Transcribe every entry word for word, leaving out all images.
_ _ _ _
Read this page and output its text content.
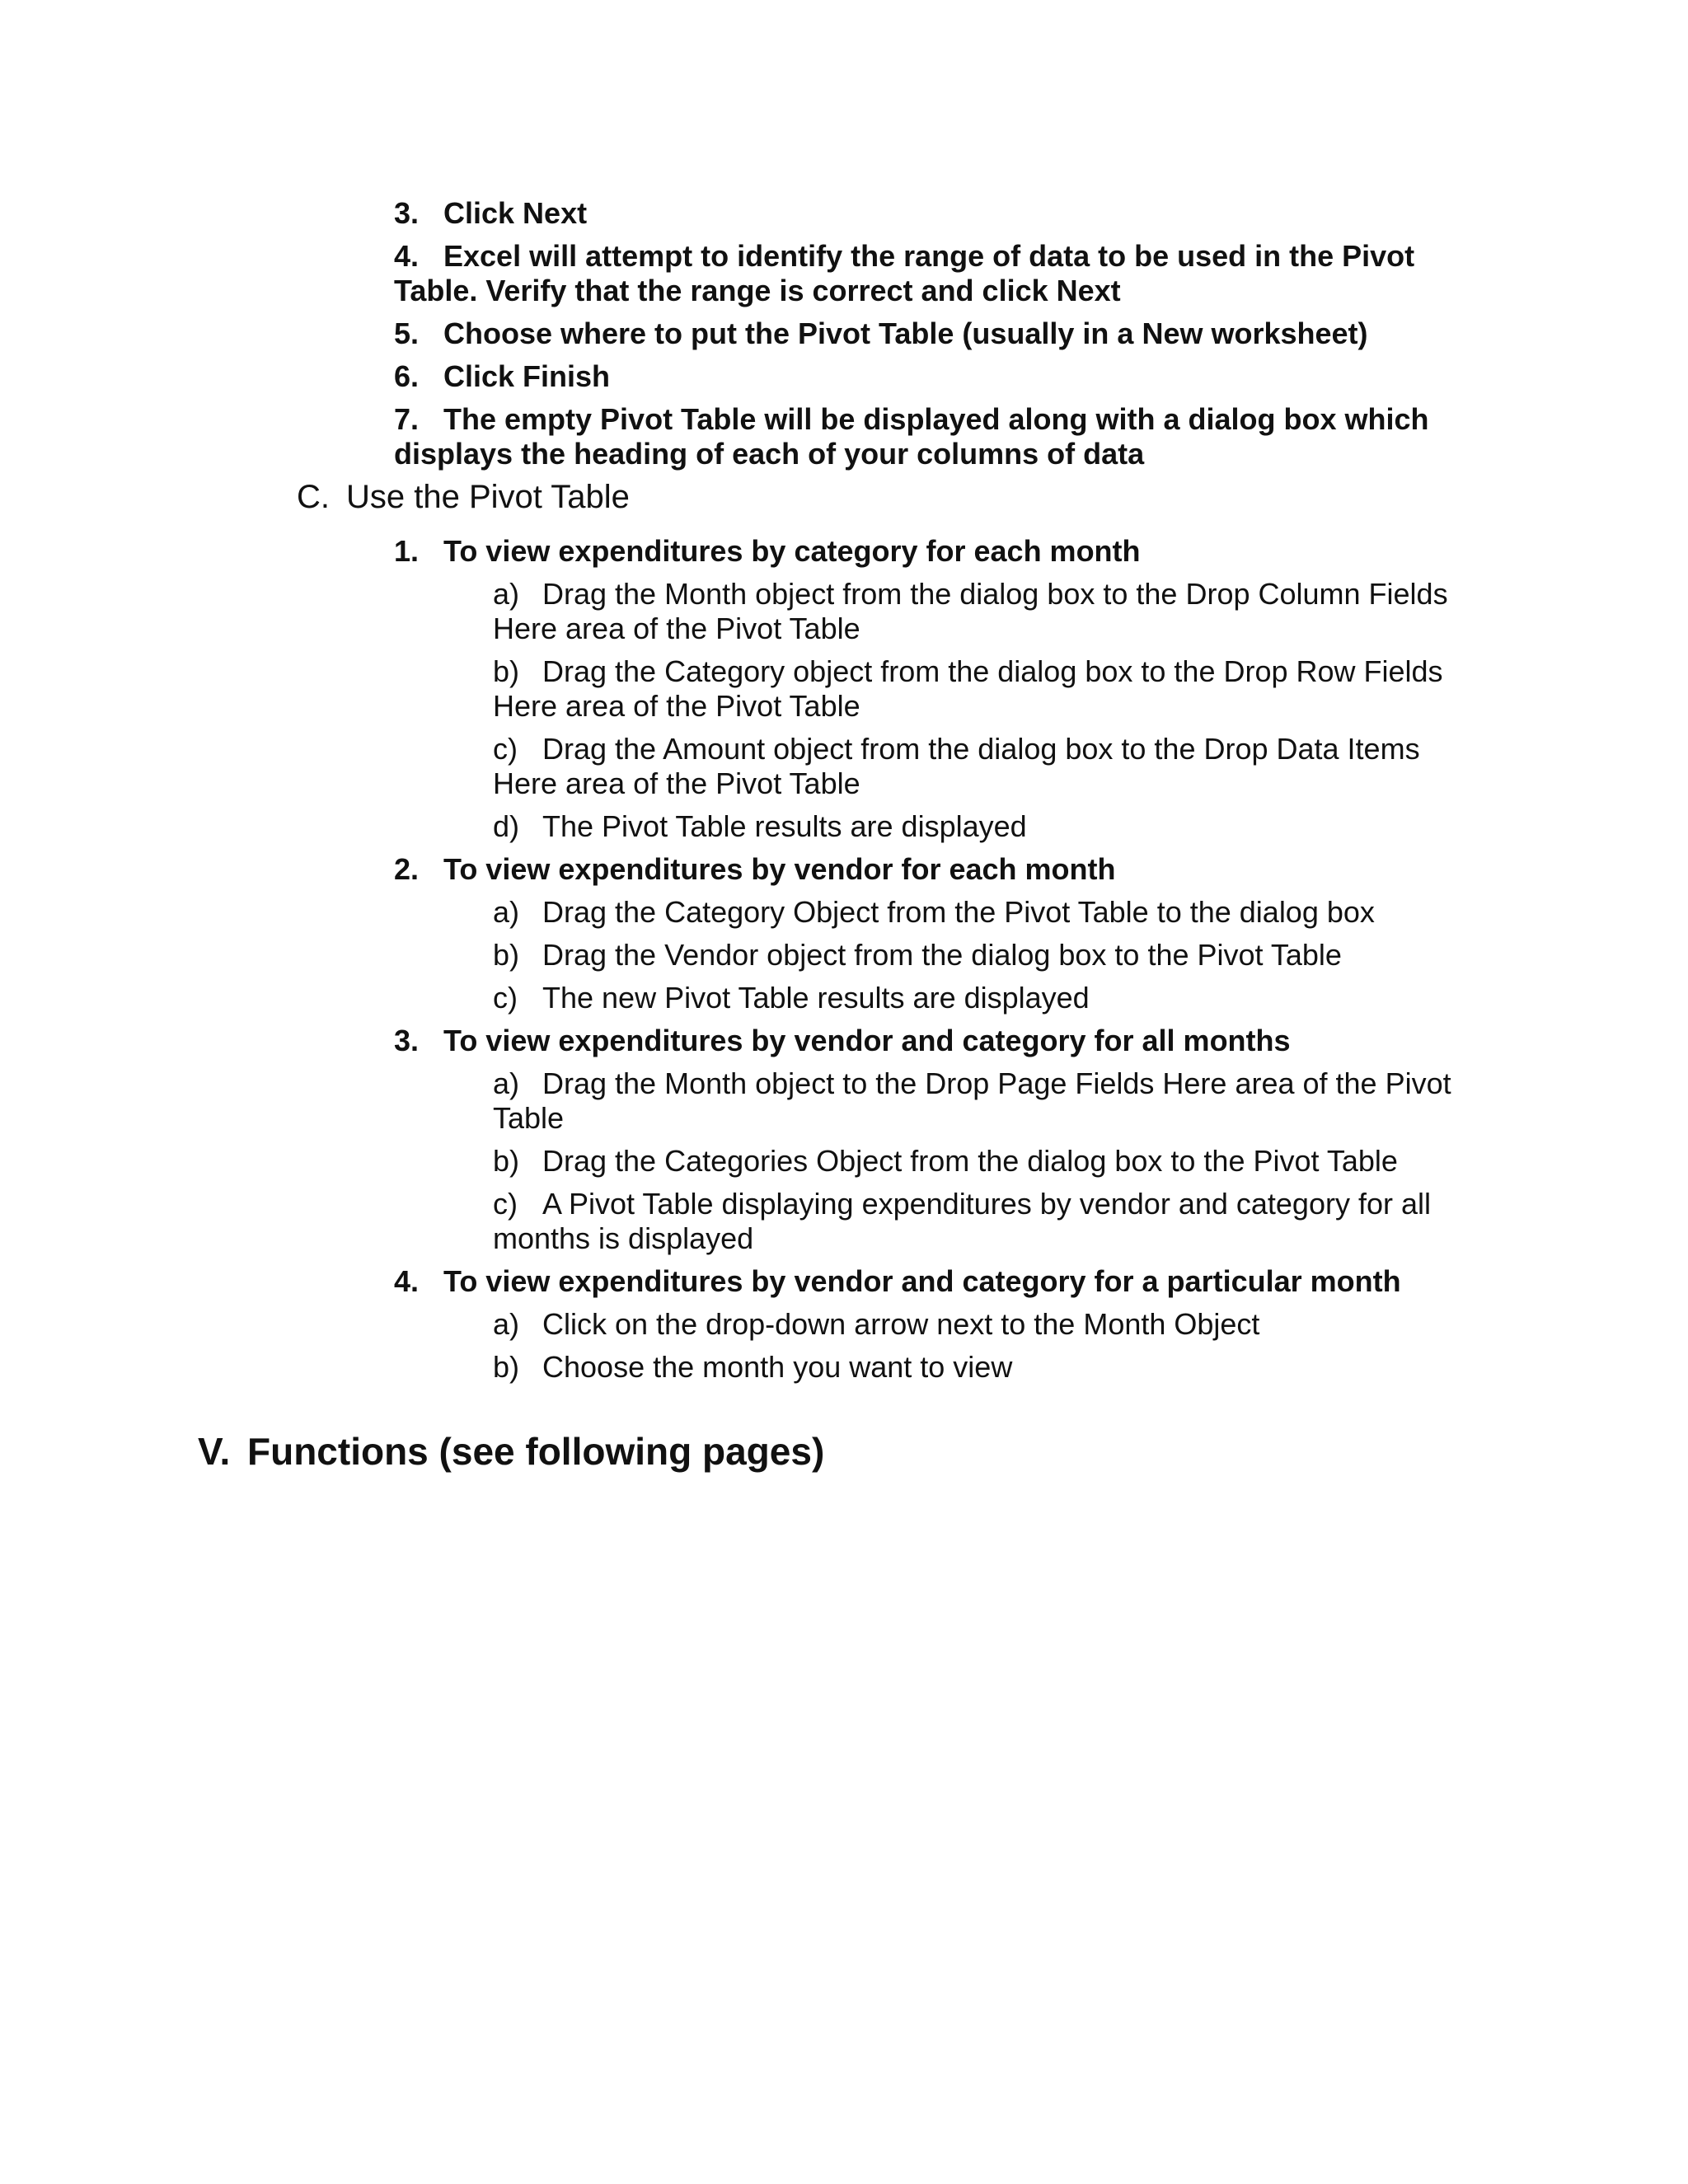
3. Click Next

4. Excel will attempt to identify the range of data to be used in the Pivot

Table. Verify that the range is correct and click Next

5. Choose where to put the Pivot Table (usually in a New worksheet)

6. Click Finish

7. The empty Pivot Table will be displayed along with a dialog box which

displays the heading of each of your columns of data

C. Use the Pivot Table

1. To view expenditures by category for each month

a) Drag the Month object from the dialog box to the Drop Column Fields

Here area of the Pivot Table

b) Drag the Category object from the dialog box to the Drop Row Fields

Here area of the Pivot Table

c) Drag the Amount object from the dialog box to the Drop Data Items

Here area of the Pivot Table

d) The Pivot Table results are displayed

2. To view expenditures by vendor for each month

a) Drag the Category Object from the Pivot Table to the dialog box

b) Drag the Vendor object from the dialog box to the Pivot Table

c) The new Pivot Table results are displayed

3. To view expenditures by vendor and category for all months

a) Drag the Month object to the Drop Page Fields Here area of the Pivot

Table

b) Drag the Categories Object from the dialog box to the Pivot Table

c) A Pivot Table displaying expenditures by vendor and category for all

months is displayed

4. To view expenditures by vendor and category for a particular month

a) Click on the drop-down arrow next to the Month Object

b) Choose the month you want to view

V. Functions (see following pages)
_ _ _ _
- _Final result_
Read this page and output its text content.
3. Click Next

4. Excel will attempt to identify the range of data to be used in the Pivot

Table. Verify that the range is correct and click Next

5. Choose where to put the Pivot Table (usually in a New worksheet)

6. Click Finish

7. The empty Pivot Table will be displayed along with a dialog box which

displays the heading of each of your columns of data

C. Use the Pivot Table

1. To view expenditures by category for each month

a) Drag the Month object from the dialog box to the Drop Column Fields

Here area of the Pivot Table

b) Drag the Category object from the dialog box to the Drop Row Fields

Here area of the Pivot Table

c) Drag the Amount object from the dialog box to the Drop Data Items

Here area of the Pivot Table

d) The Pivot Table results are displayed

2. To view expenditures by vendor for each month

a) Drag the Category Object from the Pivot Table to the dialog box

b) Drag the Vendor object from the dialog box to the Pivot Table

c) The new Pivot Table results are displayed

3. To view expenditures by vendor and category for all months

a) Drag the Month object to the Drop Page Fields Here area of the Pivot

Table

b) Drag the Categories Object from the dialog box to the Pivot Table

c) A Pivot Table displaying expenditures by vendor and category for all

months is displayed

4. To view expenditures by vendor and category for a particular month

a) Click on the drop-down arrow next to the Month Object

b) Choose the month you want to view

V. Functions (see following pages)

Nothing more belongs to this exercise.